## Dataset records

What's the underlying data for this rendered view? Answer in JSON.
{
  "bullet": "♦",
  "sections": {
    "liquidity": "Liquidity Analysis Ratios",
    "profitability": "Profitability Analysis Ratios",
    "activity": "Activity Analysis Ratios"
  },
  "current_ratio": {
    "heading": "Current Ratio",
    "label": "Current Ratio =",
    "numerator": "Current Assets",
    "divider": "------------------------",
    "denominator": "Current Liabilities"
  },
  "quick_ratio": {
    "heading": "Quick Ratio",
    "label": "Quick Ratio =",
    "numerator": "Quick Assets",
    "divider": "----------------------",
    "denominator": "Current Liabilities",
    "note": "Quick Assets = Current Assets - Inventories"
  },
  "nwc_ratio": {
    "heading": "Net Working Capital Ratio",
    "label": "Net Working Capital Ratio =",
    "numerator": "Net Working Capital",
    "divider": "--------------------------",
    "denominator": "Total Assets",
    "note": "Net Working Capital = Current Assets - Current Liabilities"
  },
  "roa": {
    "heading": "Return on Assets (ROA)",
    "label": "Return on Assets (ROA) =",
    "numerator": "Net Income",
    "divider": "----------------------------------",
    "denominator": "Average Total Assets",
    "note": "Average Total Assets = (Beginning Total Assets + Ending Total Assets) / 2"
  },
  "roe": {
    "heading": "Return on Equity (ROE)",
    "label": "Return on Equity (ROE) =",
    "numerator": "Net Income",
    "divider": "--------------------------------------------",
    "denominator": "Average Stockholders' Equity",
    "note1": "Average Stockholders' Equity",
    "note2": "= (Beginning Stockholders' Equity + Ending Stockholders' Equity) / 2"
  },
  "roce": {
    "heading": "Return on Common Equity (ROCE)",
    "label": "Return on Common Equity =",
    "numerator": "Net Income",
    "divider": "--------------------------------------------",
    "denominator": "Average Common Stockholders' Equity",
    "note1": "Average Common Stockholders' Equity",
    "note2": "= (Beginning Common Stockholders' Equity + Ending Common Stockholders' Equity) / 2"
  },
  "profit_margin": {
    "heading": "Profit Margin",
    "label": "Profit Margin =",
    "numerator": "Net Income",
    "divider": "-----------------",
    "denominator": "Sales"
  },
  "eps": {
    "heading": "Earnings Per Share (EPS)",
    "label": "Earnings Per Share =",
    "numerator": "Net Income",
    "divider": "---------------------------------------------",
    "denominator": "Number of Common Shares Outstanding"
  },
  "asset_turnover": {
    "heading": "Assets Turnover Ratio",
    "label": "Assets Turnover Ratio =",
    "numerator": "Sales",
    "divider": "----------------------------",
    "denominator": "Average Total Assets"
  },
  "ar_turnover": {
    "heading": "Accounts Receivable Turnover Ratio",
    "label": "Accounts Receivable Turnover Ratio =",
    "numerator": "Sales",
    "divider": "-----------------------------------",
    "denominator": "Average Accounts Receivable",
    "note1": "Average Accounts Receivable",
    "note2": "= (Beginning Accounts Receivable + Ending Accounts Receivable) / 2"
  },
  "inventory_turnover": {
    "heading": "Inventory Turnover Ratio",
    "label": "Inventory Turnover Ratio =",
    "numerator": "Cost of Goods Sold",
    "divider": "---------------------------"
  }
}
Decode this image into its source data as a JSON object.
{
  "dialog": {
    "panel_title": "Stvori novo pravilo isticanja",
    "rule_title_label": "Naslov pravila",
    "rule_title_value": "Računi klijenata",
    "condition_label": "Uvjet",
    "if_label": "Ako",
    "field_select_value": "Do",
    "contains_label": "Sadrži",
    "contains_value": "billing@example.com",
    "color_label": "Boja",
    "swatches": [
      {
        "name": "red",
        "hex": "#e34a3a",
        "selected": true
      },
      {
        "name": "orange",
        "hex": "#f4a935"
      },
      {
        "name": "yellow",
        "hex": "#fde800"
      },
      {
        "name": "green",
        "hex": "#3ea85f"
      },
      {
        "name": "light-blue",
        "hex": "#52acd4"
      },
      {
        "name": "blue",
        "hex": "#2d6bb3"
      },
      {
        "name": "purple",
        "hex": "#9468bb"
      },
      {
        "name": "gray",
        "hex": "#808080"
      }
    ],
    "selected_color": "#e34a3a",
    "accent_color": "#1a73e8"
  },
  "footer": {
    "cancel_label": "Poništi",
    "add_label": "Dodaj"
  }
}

## SET TASK
Write every entry out again exactly.

## ANSWER TO THIS PROBLEM
What's the underlying data for this rendered view? Answer in JSON.
{
  "bullet": "♦",
  "sections": {
    "liquidity": "Liquidity Analysis Ratios",
    "profitability": "Profitability Analysis Ratios",
    "activity": "Activity Analysis Ratios"
  },
  "current_ratio": {
    "heading": "Current Ratio",
    "label": "Current Ratio =",
    "numerator": "Current Assets",
    "divider": "------------------------",
    "denominator": "Current Liabilities"
  },
  "quick_ratio": {
    "heading": "Quick Ratio",
    "label": "Quick Ratio =",
    "numerator": "Quick Assets",
    "divider": "----------------------",
    "denominator": "Current Liabilities",
    "note": "Quick Assets = Current Assets - Inventories"
  },
  "nwc_ratio": {
    "heading": "Net Working Capital Ratio",
    "label": "Net Working Capital Ratio =",
    "numerator": "Net Working Capital",
    "divider": "--------------------------",
    "denominator": "Total Assets",
    "note": "Net Working Capital = Current Assets - Current Liabilities"
  },
  "roa": {
    "heading": "Return on Assets (ROA)",
    "label": "Return on Assets (ROA) =",
    "numerator": "Net Income",
    "divider": "----------------------------------",
    "denominator": "Average Total Assets",
    "note": "Average Total Assets = (Beginning Total Assets + Ending Total Assets) / 2"
  },
  "roe": {
    "heading": "Return on Equity (ROE)",
    "label": "Return on Equity (ROE) =",
    "numerator": "Net Income",
    "divider": "--------------------------------------------",
    "denominator": "Average Stockholders' Equity",
    "note1": "Average Stockholders' Equity",
    "note2": "= (Beginning Stockholders' Equity + Ending Stockholders' Equity) / 2"
  },
  "roce": {
    "heading": "Return on Common Equity (ROCE)",
    "label": "Return on Common Equity =",
    "numerator": "Net Income",
    "divider": "--------------------------------------------",
    "denominator": "Average Common Stockholders' Equity",
    "note1": "Average Common Stockholders' Equity",
    "note2": "= (Beginning Common Stockholders' Equity + Ending Common Stockholders' Equity) / 2"
  },
  "profit_margin": {
    "heading": "Profit Margin",
    "label": "Profit Margin =",
    "numerator": "Net Income",
    "divider": "-----------------",
    "denominator": "Sales"
  },
  "eps": {
    "heading": "Earnings Per Share (EPS)",
    "label": "Earnings Per Share =",
    "numerator": "Net Income",
    "divider": "---------------------------------------------",
    "denominator": "Number of Common Shares Outstanding"
  },
  "asset_turnover": {
    "heading": "Assets Turnover Ratio",
    "label": "Assets Turnover Ratio =",
    "numerator": "Sales",
    "divider": "----------------------------",
    "denominator": "Average Total Assets"
  },
  "ar_turnover": {
    "heading": "Accounts Receivable Turnover Ratio",
    "label": "Accounts Receivable Turnover Ratio =",
    "numerator": "Sales",
    "divider": "-----------------------------------",
    "denominator": "Average Accounts Receivable",
    "note1": "Average Accounts Receivable",
    "note2": "= (Beginning Accounts Receivable + Ending Accounts Receivable) / 2"
  },
  "inventory_turnover": {
    "heading": "Inventory Turnover Ratio",
    "label": "Inventory Turnover Ratio =",
    "numerator": "Cost of Goods Sold",
    "divider": "---------------------------"
  }
}
Decode this image into its source data as a JSON object.
{
  "dialog": {
    "panel_title": "Stvori novo pravilo isticanja",
    "rule_title_label": "Naslov pravila",
    "rule_title_value": "Računi klijenata",
    "condition_label": "Uvjet",
    "if_label": "Ako",
    "field_select_value": "Do",
    "contains_label": "Sadrži",
    "contains_value": "billing@example.com",
    "color_label": "Boja",
    "swatches": [
      {
        "name": "red",
        "hex": "#e34a3a",
        "selected": true
      },
      {
        "name": "orange",
        "hex": "#f4a935"
      },
      {
        "name": "yellow",
        "hex": "#fde800"
      },
      {
        "name": "green",
        "hex": "#3ea85f"
      },
      {
        "name": "light-blue",
        "hex": "#52acd4"
      },
      {
        "name": "blue",
        "hex": "#2d6bb3"
      },
      {
        "name": "purple",
        "hex": "#9468bb"
      },
      {
        "name": "gray",
        "hex": "#808080"
      }
    ],
    "selected_color": "#e34a3a",
    "accent_color": "#1a73e8"
  },
  "footer": {
    "cancel_label": "Poništi",
    "add_label": "Dodaj"
  }
}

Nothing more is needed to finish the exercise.